SELECTED TEXT:

####################

6. Build the Right Team:
Most successful CRM projects have an equal number of business users and technical staff, especially if the project significantly changes customer processes (almost any project for the Web). Get input from the organizations that deal with customer exceptions today (finance, sales operations, relationship managers, sales) to make sure that the new processes fit the business. Don’t rely on sales managers to represent the sales team . they have very different, often conflicting, ideas about information sharing and solution requirements. Use your most experienced, business-focused project manager who can understand the viewpoints of both business users and IT when weighing features and project risks.
7. Organizational Incentives Match Customer Goals:
People do what they’re measured on. Don’t measure customer service on throughput and then expect service levels to rise. Don’t ask for cross business-unit sales leads, and forget to compensate workers for successful referrals.

####################

[Structured page parsing data]
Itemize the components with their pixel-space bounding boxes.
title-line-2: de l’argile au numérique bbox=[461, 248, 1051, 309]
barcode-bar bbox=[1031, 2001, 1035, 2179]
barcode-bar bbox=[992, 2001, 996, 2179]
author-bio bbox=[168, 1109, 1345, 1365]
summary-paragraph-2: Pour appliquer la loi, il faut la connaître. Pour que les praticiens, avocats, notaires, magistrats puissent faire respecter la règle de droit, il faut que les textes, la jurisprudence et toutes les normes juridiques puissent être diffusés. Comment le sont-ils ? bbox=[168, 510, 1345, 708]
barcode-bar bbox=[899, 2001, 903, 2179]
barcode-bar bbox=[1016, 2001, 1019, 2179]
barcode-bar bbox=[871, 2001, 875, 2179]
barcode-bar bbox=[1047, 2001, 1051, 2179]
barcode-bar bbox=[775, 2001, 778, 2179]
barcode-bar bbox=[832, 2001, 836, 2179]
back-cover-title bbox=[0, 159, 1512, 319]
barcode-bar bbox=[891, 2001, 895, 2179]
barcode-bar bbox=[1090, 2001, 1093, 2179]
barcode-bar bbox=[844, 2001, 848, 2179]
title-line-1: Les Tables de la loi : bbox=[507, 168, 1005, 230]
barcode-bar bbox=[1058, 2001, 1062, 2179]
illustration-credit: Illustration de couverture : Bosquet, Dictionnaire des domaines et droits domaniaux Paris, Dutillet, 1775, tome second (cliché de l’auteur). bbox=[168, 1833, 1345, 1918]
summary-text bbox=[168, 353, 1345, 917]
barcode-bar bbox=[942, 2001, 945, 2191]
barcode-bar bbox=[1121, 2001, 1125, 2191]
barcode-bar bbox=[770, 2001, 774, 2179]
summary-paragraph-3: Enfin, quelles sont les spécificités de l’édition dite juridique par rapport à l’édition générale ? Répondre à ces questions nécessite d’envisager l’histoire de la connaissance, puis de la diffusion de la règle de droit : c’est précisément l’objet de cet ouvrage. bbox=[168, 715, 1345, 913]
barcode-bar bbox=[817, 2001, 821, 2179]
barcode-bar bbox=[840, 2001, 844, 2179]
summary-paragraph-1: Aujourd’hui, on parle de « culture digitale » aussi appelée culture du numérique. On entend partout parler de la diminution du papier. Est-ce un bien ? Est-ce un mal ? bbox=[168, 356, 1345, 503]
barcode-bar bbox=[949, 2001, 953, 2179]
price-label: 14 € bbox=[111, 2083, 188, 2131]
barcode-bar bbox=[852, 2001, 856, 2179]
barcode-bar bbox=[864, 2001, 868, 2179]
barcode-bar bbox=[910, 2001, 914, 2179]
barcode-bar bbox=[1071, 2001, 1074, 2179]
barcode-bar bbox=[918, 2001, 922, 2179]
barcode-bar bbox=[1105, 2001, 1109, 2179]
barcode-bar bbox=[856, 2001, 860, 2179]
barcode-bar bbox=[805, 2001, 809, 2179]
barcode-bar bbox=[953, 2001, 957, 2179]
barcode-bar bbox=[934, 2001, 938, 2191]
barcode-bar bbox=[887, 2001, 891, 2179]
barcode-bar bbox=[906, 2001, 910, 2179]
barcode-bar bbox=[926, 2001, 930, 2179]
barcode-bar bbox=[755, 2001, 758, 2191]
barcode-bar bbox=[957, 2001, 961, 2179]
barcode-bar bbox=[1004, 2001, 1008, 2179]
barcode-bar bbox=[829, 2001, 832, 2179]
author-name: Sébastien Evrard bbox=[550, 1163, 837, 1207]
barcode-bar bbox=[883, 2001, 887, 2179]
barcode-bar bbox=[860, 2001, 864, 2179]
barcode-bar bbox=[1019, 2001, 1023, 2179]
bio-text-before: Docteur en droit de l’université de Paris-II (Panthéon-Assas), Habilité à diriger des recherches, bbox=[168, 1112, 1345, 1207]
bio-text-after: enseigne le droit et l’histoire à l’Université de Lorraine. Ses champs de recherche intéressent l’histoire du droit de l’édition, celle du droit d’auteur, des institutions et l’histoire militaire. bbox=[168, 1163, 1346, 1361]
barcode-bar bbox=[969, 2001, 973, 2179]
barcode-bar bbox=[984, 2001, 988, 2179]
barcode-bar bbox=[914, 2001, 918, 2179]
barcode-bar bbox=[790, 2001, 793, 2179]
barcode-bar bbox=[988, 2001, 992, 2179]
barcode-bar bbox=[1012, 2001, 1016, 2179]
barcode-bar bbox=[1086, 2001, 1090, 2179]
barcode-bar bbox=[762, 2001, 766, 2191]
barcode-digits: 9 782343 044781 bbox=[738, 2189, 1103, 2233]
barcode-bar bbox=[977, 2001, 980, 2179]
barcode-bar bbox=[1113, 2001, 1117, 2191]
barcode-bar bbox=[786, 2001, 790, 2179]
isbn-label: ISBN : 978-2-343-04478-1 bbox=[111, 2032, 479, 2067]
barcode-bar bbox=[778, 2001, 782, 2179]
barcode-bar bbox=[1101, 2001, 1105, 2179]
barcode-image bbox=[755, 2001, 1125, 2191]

####################

STUDY QUESTIONS:
1 - Answer these questions from the text on CRM projects:
(a) What do most successful CRM projects have an equal number of?
(b) Whom does the text say not to rely on to represent the sales team?
(c) According to the text, what do people do?
2 - Reproduce the text on CRM projects word for word between "6. Build the" and "and project risks.", inclusive.

ANSWERS BY ITEM:
1 -
(a) Business users and technical staff.
(b) Sales managers.
(c) What they're measured on.

2 -
6. Build the Right Team:
Most successful CRM projects have an equal number of business users and technical staff, especially if the project significantly changes customer processes (almost any project for the Web). Get input from the organizations that deal with customer exceptions today (finance, sales operations, relationship managers, sales) to make sure that the new processes fit the business. Don’t rely on sales managers to represent the sales team . they have very different, often conflicting, ideas about information sharing and solution requirements. Use your most experienced, business-focused project manager who can understand the viewpoints of both business users and IT when weighing features and project risks.